Bush was born in Milton, Mass., on June 12, 1924, into a family of entitlement, energy and public service. His mother, Dorothy Walker Bush, was a particular force throughout his life. Barbara Bush once called her mother-in-law the most competitive person she had ever met, albeit one who warned her brood against bragging about themselves.
On the day he turned 18 years old, Bush both graduated from Phillips Academy Andover and enlisted in the Navy, little more than six months after the Japanese attack on Pearl Harbor. Less than a year later, when he was still 18, he received his wings and officer's commission, believed to be the Navy's youngest pilot.
For the next two years, with World War II at its peak, Bush flew torpedo bombers off the USS San Jacinto. On Sept. 2, 1944, his plane was hit by anti-aircraft fire while he was on a bombing run in the Pacific. Bush bailed and was rescued by a submarine, but his two crewmembers were killed. Bush would later say he thought of them every day.
After the war, Bush was a man in a hurry. He married Barbara Pierce in 1945 and graduated in 1948 with a degree in economics from Yale, where he was also captain of the baseball team. He and Bar and Georgie, then a toddler, moved to the Oil Patch in Odessa, Texas, to seek his fortune. He started as a salesman of oil field equipment for a company owned by a friend of his father, then ultimately founded an oil company of his own.
They would have six children in all: George, Robin, Jeb, Neil, Marvin and Doro. Robin died at age 3 of leukemia, a loss that would reverberate through their lives. Decades later, her portrait was still hanging in a corner of her parents' living room. Barbara Bush died at their Houston home on April 17 after a long battle with congestive heart failure. Her husband of 73 years, the longest presidential marriage in history, was holding her hand.
Bush had first gotten involved in politics as chairman of the Harris County Republican Party, in Houston. He lost his first political campaign, for a Senate seat in 1964, but he was elected to the House of Representatives in 1966. He was re-elected two years later and then lost a second campaign for the Senate in 1970.
President Nixon appointed Bush ambassador to the United Nations and then drafted him to chair the Republican National Committee during the Watergate scandal, a mostly thankless task. After Nixon resigned from office, president Gerald Ford named Bush chief of the U.S. Liaison Office in China and then director of the Central Intelligence Agency.
In 1980, with some reluctance after a tough primary campaign, Ronald Reagan selected Bush to be his running mate. After eight years as vice president, he won job he had long wanted.
Bush was not Reagan, not when it came to public affection and communications skills. But his background in national security and his relationships with foreign leaders — forged during his tenure at the UN and the CIA and in China — prepared him for dealing with a world that was teetering on the precipice of dramatic change. A year after he was elected, on Nov. 9, 1989, the Berlin Wall fell. Then the Soviet Union unraveled and its former satellites embraced democratic revolutions.

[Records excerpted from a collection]
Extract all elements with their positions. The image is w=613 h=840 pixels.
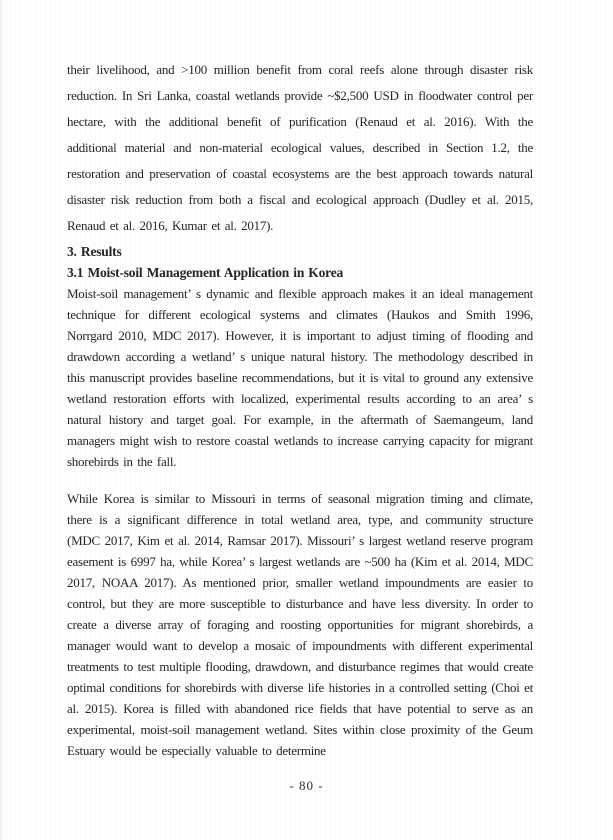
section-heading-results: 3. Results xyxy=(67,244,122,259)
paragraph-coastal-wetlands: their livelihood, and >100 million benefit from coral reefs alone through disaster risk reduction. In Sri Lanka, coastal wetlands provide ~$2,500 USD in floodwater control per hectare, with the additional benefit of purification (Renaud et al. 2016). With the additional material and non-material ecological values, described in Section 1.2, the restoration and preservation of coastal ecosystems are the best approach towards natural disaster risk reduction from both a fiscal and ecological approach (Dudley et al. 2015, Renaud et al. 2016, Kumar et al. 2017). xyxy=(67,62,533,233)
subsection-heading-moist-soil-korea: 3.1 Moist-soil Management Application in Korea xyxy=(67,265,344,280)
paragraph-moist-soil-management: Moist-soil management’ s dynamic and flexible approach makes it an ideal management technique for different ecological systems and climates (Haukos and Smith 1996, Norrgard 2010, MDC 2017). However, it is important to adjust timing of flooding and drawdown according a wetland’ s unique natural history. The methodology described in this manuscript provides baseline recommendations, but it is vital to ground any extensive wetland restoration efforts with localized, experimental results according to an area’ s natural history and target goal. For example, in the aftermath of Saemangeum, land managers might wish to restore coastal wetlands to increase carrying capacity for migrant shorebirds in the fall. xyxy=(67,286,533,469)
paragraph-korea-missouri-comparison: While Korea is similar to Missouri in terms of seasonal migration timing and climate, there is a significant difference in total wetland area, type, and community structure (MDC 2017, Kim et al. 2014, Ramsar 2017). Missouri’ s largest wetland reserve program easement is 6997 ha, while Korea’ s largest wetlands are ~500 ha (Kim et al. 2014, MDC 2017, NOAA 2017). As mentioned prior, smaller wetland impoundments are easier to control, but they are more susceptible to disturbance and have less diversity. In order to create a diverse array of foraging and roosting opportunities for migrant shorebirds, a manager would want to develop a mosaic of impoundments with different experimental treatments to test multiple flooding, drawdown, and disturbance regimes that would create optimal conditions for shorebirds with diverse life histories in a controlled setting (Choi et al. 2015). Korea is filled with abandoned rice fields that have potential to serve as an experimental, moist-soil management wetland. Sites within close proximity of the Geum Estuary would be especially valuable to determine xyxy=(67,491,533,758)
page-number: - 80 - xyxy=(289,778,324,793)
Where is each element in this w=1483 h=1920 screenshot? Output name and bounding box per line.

**Written instruction**
Reproduce the passage on Bush's life from "After the war, Bush" up to and including "holding her hand.", updating "Odessa" to "Midland".

**Complete output**
After the war, Bush was a man in a hurry. He married Barbara Pierce in 1945 and graduated in 1948 with a degree in economics from Yale, where he was also captain of the baseball team. He and Bar and Georgie, then a toddler, moved to the Oil Patch in Midland, Texas, to seek his fortune. He started as a salesman of oil field equipment for a company owned by a friend of his father, then ultimately founded an oil company of his own.
They would have six children in all: George, Robin, Jeb, Neil, Marvin and Doro. Robin died at age 3 of leukemia, a loss that would reverberate through their lives. Decades later, her portrait was still hanging in a corner of her parents' living room. Barbara Bush died at their Houston home on April 17 after a long battle with congestive heart failure. Her husband of 73 years, the longest presidential marriage in history, was holding her hand.